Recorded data
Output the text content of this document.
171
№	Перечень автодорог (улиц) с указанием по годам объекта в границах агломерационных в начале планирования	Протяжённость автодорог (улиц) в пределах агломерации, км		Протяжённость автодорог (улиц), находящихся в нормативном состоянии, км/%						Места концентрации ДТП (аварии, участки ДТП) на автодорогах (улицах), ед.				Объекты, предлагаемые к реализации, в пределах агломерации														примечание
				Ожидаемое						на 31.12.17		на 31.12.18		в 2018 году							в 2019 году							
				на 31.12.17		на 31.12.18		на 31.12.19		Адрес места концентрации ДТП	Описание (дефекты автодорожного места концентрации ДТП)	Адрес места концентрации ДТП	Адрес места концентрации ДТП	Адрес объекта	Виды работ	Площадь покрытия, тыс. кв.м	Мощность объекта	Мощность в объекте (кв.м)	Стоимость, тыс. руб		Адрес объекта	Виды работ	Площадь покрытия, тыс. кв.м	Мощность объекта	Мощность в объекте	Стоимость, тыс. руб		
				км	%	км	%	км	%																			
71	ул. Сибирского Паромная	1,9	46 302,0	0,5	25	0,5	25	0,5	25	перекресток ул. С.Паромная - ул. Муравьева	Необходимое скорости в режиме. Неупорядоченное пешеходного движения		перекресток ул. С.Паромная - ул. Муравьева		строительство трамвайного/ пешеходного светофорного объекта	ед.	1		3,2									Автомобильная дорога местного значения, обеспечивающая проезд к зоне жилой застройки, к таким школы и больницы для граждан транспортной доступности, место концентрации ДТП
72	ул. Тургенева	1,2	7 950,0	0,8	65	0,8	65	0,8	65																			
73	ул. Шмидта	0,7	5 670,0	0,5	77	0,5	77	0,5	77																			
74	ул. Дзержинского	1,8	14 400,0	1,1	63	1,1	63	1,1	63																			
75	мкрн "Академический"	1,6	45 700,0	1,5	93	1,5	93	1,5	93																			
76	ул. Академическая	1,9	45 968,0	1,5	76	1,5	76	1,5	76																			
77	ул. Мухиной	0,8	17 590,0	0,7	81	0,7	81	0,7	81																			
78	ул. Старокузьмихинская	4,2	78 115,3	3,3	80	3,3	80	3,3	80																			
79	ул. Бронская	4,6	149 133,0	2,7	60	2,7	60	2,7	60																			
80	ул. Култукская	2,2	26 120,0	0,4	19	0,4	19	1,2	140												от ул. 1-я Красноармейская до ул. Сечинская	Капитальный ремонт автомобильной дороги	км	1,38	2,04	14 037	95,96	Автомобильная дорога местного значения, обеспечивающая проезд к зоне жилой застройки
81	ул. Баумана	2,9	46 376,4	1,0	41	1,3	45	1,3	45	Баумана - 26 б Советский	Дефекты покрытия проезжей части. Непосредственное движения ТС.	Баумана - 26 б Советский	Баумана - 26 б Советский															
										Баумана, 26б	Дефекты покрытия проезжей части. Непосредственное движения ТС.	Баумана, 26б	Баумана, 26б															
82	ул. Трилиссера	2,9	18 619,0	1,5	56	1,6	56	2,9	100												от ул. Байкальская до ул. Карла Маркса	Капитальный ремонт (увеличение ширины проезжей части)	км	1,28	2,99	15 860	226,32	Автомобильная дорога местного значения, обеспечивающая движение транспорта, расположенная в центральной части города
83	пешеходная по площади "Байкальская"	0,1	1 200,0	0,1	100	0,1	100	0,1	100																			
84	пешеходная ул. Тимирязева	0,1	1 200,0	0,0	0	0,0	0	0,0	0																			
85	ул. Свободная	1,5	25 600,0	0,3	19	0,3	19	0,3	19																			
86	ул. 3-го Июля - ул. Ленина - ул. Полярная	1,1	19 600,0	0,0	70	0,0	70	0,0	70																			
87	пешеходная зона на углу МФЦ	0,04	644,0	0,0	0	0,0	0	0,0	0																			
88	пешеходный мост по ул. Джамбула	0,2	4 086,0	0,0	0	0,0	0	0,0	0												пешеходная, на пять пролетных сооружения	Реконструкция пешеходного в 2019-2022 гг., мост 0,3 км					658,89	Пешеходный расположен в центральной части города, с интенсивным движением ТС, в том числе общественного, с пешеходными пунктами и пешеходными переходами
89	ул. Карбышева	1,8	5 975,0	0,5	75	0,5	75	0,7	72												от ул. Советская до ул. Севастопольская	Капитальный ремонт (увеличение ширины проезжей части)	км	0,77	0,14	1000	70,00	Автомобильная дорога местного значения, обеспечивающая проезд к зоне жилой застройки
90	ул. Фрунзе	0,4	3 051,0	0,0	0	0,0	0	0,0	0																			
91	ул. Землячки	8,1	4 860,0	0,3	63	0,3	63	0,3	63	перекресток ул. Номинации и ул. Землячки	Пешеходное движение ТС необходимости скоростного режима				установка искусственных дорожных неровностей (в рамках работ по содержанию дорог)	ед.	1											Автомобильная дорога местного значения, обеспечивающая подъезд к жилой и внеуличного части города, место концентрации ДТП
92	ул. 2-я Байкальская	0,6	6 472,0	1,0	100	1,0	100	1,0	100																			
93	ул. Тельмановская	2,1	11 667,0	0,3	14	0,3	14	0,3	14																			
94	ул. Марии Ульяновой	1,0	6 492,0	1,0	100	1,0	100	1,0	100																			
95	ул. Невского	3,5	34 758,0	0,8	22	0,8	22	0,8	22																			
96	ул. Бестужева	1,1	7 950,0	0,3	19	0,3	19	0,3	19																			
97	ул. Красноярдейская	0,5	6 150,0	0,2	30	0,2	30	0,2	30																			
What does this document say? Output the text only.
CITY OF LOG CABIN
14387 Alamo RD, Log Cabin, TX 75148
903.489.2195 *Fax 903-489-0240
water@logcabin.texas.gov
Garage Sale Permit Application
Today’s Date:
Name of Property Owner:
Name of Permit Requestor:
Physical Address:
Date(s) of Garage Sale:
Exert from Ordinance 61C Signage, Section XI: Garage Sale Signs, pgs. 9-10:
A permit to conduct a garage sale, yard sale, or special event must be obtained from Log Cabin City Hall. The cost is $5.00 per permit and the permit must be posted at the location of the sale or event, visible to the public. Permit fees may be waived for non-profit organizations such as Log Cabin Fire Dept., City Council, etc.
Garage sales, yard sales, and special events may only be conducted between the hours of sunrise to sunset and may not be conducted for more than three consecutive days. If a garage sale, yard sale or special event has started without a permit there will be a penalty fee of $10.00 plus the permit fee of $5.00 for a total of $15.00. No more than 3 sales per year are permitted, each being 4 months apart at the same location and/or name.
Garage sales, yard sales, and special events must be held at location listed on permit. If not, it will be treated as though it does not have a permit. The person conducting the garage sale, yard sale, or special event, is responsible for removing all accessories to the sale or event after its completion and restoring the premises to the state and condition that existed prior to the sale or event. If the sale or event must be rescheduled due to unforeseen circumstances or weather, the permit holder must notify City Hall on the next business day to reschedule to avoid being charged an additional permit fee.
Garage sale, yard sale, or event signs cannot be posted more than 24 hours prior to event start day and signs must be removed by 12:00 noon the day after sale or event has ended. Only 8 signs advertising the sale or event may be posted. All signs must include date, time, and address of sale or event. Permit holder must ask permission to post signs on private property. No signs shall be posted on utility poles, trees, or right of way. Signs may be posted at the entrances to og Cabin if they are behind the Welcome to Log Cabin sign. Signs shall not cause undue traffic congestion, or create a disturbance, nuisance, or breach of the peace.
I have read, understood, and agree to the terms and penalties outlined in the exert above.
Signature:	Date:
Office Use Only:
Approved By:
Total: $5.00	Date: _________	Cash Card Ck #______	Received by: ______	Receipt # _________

## REQUIREMENT
Transcribe all of the material exactly. Omit nothing.

## ANSWER TO THIS EXERCISE
Output the text content of this document.
171
№	Перечень автодорог (улиц) с указанием по годам объекта в границах агломерационных в начале планирования	Протяжённость автодорог (улиц) в пределах агломерации, км		Протяжённость автодорог (улиц), находящихся в нормативном состоянии, км/%						Места концентрации ДТП (аварии, участки ДТП) на автодорогах (улицах), ед.				Объекты, предлагаемые к реализации, в пределах агломерации														примечание
				Ожидаемое						на 31.12.17		на 31.12.18		в 2018 году							в 2019 году							
				на 31.12.17		на 31.12.18		на 31.12.19		Адрес места концентрации ДТП	Описание (дефекты автодорожного места концентрации ДТП)	Адрес места концентрации ДТП	Адрес места концентрации ДТП	Адрес объекта	Виды работ	Площадь покрытия, тыс. кв.м	Мощность объекта	Мощность в объекте (кв.м)	Стоимость, тыс. руб		Адрес объекта	Виды работ	Площадь покрытия, тыс. кв.м	Мощность объекта	Мощность в объекте	Стоимость, тыс. руб		
				км	%	км	%	км	%																			
71	ул. Сибирского Паромная	1,9	46 302,0	0,5	25	0,5	25	0,5	25	перекресток ул. С.Паромная - ул. Муравьева	Необходимое скорости в режиме. Неупорядоченное пешеходного движения		перекресток ул. С.Паромная - ул. Муравьева		строительство трамвайного/ пешеходного светофорного объекта	ед.	1		3,2									Автомобильная дорога местного значения, обеспечивающая проезд к зоне жилой застройки, к таким школы и больницы для граждан транспортной доступности, место концентрации ДТП
72	ул. Тургенева	1,2	7 950,0	0,8	65	0,8	65	0,8	65																			
73	ул. Шмидта	0,7	5 670,0	0,5	77	0,5	77	0,5	77																			
74	ул. Дзержинского	1,8	14 400,0	1,1	63	1,1	63	1,1	63																			
75	мкрн "Академический"	1,6	45 700,0	1,5	93	1,5	93	1,5	93																			
76	ул. Академическая	1,9	45 968,0	1,5	76	1,5	76	1,5	76																			
77	ул. Мухиной	0,8	17 590,0	0,7	81	0,7	81	0,7	81																			
78	ул. Старокузьмихинская	4,2	78 115,3	3,3	80	3,3	80	3,3	80																			
79	ул. Бронская	4,6	149 133,0	2,7	60	2,7	60	2,7	60																			
80	ул. Култукская	2,2	26 120,0	0,4	19	0,4	19	1,2	140												от ул. 1-я Красноармейская до ул. Сечинская	Капитальный ремонт автомобильной дороги	км	1,38	2,04	14 037	95,96	Автомобильная дорога местного значения, обеспечивающая проезд к зоне жилой застройки
81	ул. Баумана	2,9	46 376,4	1,0	41	1,3	45	1,3	45	Баумана - 26 б Советский	Дефекты покрытия проезжей части. Непосредственное движения ТС.	Баумана - 26 б Советский	Баумана - 26 б Советский															
										Баумана, 26б	Дефекты покрытия проезжей части. Непосредственное движения ТС.	Баумана, 26б	Баумана, 26б															
82	ул. Трилиссера	2,9	18 619,0	1,5	56	1,6	56	2,9	100												от ул. Байкальская до ул. Карла Маркса	Капитальный ремонт (увеличение ширины проезжей части)	км	1,28	2,99	15 860	226,32	Автомобильная дорога местного значения, обеспечивающая движение транспорта, расположенная в центральной части города
83	пешеходная по площади "Байкальская"	0,1	1 200,0	0,1	100	0,1	100	0,1	100																			
84	пешеходная ул. Тимирязева	0,1	1 200,0	0,0	0	0,0	0	0,0	0																			
85	ул. Свободная	1,5	25 600,0	0,3	19	0,3	19	0,3	19																			
86	ул. 3-го Июля - ул. Ленина - ул. Полярная	1,1	19 600,0	0,0	70	0,0	70	0,0	70																			
87	пешеходная зона на углу МФЦ	0,04	644,0	0,0	0	0,0	0	0,0	0																			
88	пешеходный мост по ул. Джамбула	0,2	4 086,0	0,0	0	0,0	0	0,0	0												пешеходная, на пять пролетных сооружения	Реконструкция пешеходного в 2019-2022 гг., мост 0,3 км					658,89	Пешеходный расположен в центральной части города, с интенсивным движением ТС, в том числе общественного, с пешеходными пунктами и пешеходными переходами
89	ул. Карбышева	1,8	5 975,0	0,5	75	0,5	75	0,7	72												от ул. Советская до ул. Севастопольская	Капитальный ремонт (увеличение ширины проезжей части)	км	0,77	0,14	1000	70,00	Автомобильная дорога местного значения, обеспечивающая проезд к зоне жилой застройки
90	ул. Фрунзе	0,4	3 051,0	0,0	0	0,0	0	0,0	0																			
91	ул. Землячки	8,1	4 860,0	0,3	63	0,3	63	0,3	63	перекресток ул. Номинации и ул. Землячки	Пешеходное движение ТС необходимости скоростного режима				установка искусственных дорожных неровностей (в рамках работ по содержанию дорог)	ед.	1											Автомобильная дорога местного значения, обеспечивающая подъезд к жилой и внеуличного части города, место концентрации ДТП
92	ул. 2-я Байкальская	0,6	6 472,0	1,0	100	1,0	100	1,0	100																			
93	ул. Тельмановская	2,1	11 667,0	0,3	14	0,3	14	0,3	14																			
94	ул. Марии Ульяновой	1,0	6 492,0	1,0	100	1,0	100	1,0	100																			
95	ул. Невского	3,5	34 758,0	0,8	22	0,8	22	0,8	22																			
96	ул. Бестужева	1,1	7 950,0	0,3	19	0,3	19	0,3	19																			
97	ул. Красноярдейская	0,5	6 150,0	0,2	30	0,2	30	0,2	30																			
What does this document say? Output the text only.
CITY OF LOG CABIN
14387 Alamo RD, Log Cabin, TX 75148
903.489.2195 *Fax 903-489-0240
water@logcabin.texas.gov
Garage Sale Permit Application
Today’s Date:
Name of Property Owner:
Name of Permit Requestor:
Physical Address:
Date(s) of Garage Sale:
Exert from Ordinance 61C Signage, Section XI: Garage Sale Signs, pgs. 9-10:
A permit to conduct a garage sale, yard sale, or special event must be obtained from Log Cabin City Hall. The cost is $5.00 per permit and the permit must be posted at the location of the sale or event, visible to the public. Permit fees may be waived for non-profit organizations such as Log Cabin Fire Dept., City Council, etc.
Garage sales, yard sales, and special events may only be conducted between the hours of sunrise to sunset and may not be conducted for more than three consecutive days. If a garage sale, yard sale or special event has started without a permit there will be a penalty fee of $10.00 plus the permit fee of $5.00 for a total of $15.00. No more than 3 sales per year are permitted, each being 4 months apart at the same location and/or name.
Garage sales, yard sales, and special events must be held at location listed on permit. If not, it will be treated as though it does not have a permit. The person conducting the garage sale, yard sale, or special event, is responsible for removing all accessories to the sale or event after its completion and restoring the premises to the state and condition that existed prior to the sale or event. If the sale or event must be rescheduled due to unforeseen circumstances or weather, the permit holder must notify City Hall on the next business day to reschedule to avoid being charged an additional permit fee.
Garage sale, yard sale, or event signs cannot be posted more than 24 hours prior to event start day and signs must be removed by 12:00 noon the day after sale or event has ended. Only 8 signs advertising the sale or event may be posted. All signs must include date, time, and address of sale or event. Permit holder must ask permission to post signs on private property. No signs shall be posted on utility poles, trees, or right of way. Signs may be posted at the entrances to og Cabin if they are behind the Welcome to Log Cabin sign. Signs shall not cause undue traffic congestion, or create a disturbance, nuisance, or breach of the peace.
I have read, understood, and agree to the terms and penalties outlined in the exert above.
Signature:	Date:
Office Use Only:
Approved By:
Total: $5.00	Date: _________	Cash Card Ck #______	Received by: ______	Receipt # _________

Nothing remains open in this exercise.